**TASK TO COMPLETE**
Print the records below exactly as they appear.
━━━━━━━━━━━━━━━━━━━━━━━━━━━━━━
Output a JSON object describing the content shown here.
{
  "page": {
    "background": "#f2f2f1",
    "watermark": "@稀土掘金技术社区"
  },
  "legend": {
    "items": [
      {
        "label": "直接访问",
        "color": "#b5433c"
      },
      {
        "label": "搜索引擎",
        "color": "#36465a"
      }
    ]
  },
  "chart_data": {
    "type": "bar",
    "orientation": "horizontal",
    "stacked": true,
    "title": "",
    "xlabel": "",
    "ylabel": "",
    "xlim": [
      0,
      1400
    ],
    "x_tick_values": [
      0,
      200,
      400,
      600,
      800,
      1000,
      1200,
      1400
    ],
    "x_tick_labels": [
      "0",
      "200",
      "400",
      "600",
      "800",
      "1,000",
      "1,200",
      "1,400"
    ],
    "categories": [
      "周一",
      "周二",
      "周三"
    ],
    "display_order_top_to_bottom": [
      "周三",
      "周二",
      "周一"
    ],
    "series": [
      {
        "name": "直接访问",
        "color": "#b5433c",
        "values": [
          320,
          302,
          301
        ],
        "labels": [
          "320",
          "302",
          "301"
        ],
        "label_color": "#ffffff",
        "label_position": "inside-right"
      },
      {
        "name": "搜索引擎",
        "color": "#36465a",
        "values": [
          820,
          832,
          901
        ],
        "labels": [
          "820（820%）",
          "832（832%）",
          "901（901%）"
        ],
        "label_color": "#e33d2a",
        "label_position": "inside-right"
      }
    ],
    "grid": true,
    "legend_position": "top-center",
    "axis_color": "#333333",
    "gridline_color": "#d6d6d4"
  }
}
━━━━━━━━━━━━━━━━━━━━━━━━━━━━━━
**THE COMPLETED TASK**
Output a JSON object describing the content shown here.
{
  "page": {
    "background": "#f2f2f1",
    "watermark": "@稀土掘金技术社区"
  },
  "legend": {
    "items": [
      {
        "label": "直接访问",
        "color": "#b5433c"
      },
      {
        "label": "搜索引擎",
        "color": "#36465a"
      }
    ]
  },
  "chart_data": {
    "type": "bar",
    "orientation": "horizontal",
    "stacked": true,
    "title": "",
    "xlabel": "",
    "ylabel": "",
    "xlim": [
      0,
      1400
    ],
    "x_tick_values": [
      0,
      200,
      400,
      600,
      800,
      1000,
      1200,
      1400
    ],
    "x_tick_labels": [
      "0",
      "200",
      "400",
      "600",
      "800",
      "1,000",
      "1,200",
      "1,400"
    ],
    "categories": [
      "周一",
      "周二",
      "周三"
    ],
    "display_order_top_to_bottom": [
      "周三",
      "周二",
      "周一"
    ],
    "series": [
      {
        "name": "直接访问",
        "color": "#b5433c",
        "values": [
          320,
          302,
          301
        ],
        "labels": [
          "320",
          "302",
          "301"
        ],
        "label_color": "#ffffff",
        "label_position": "inside-right"
      },
      {
        "name": "搜索引擎",
        "color": "#36465a",
        "values": [
          820,
          832,
          901
        ],
        "labels": [
          "820（820%）",
          "832（832%）",
          "901（901%）"
        ],
        "label_color": "#e33d2a",
        "label_position": "inside-right"
      }
    ],
    "grid": true,
    "legend_position": "top-center",
    "axis_color": "#333333",
    "gridline_color": "#d6d6d4"
  }
}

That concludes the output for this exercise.